#### [What to produce]
Everything in the listing except the pictures should be written out exactly.

══════

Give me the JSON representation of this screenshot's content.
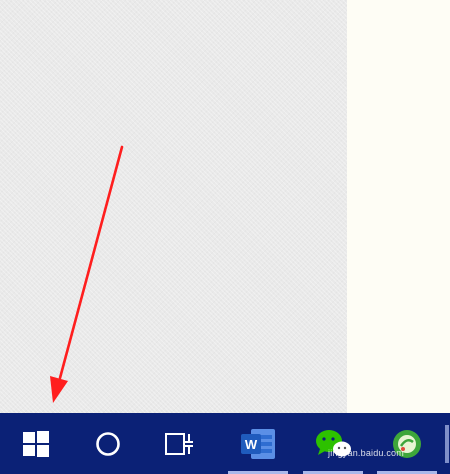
{
  "taskbar": {
    "items": [
      {
        "name": "start-button",
        "icon": "windows-logo-icon"
      },
      {
        "name": "search-button",
        "icon": "cortana-circle-icon"
      },
      {
        "name": "task-view-button",
        "icon": "task-view-icon"
      },
      {
        "name": "word-app-button",
        "icon": "word-icon",
        "label": "W"
      },
      {
        "name": "wechat-app-button",
        "icon": "wechat-icon"
      },
      {
        "name": "app-button-green",
        "icon": "green-app-icon"
      }
    ],
    "colors": {
      "background": "#0b2176",
      "running_indicator": "#a9b7ea",
      "word_blue": "#1f5bbd",
      "wechat_green": "#2dc100"
    }
  },
  "annotation": {
    "color": "#ff1e1e",
    "points_to": "start-button"
  },
  "watermark": {
    "text": "jingyan.baidu.com"
  }
}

══════

#### [Written response]
Give me the JSON representation of this screenshot's content.
{
  "taskbar": {
    "items": [
      {
        "name": "start-button",
        "icon": "windows-logo-icon"
      },
      {
        "name": "search-button",
        "icon": "cortana-circle-icon"
      },
      {
        "name": "task-view-button",
        "icon": "task-view-icon"
      },
      {
        "name": "word-app-button",
        "icon": "word-icon",
        "label": "W"
      },
      {
        "name": "wechat-app-button",
        "icon": "wechat-icon"
      },
      {
        "name": "app-button-green",
        "icon": "green-app-icon"
      }
    ],
    "colors": {
      "background": "#0b2176",
      "running_indicator": "#a9b7ea",
      "word_blue": "#1f5bbd",
      "wechat_green": "#2dc100"
    }
  },
  "annotation": {
    "color": "#ff1e1e",
    "points_to": "start-button"
  },
  "watermark": {
    "text": "jingyan.baidu.com"
  }
}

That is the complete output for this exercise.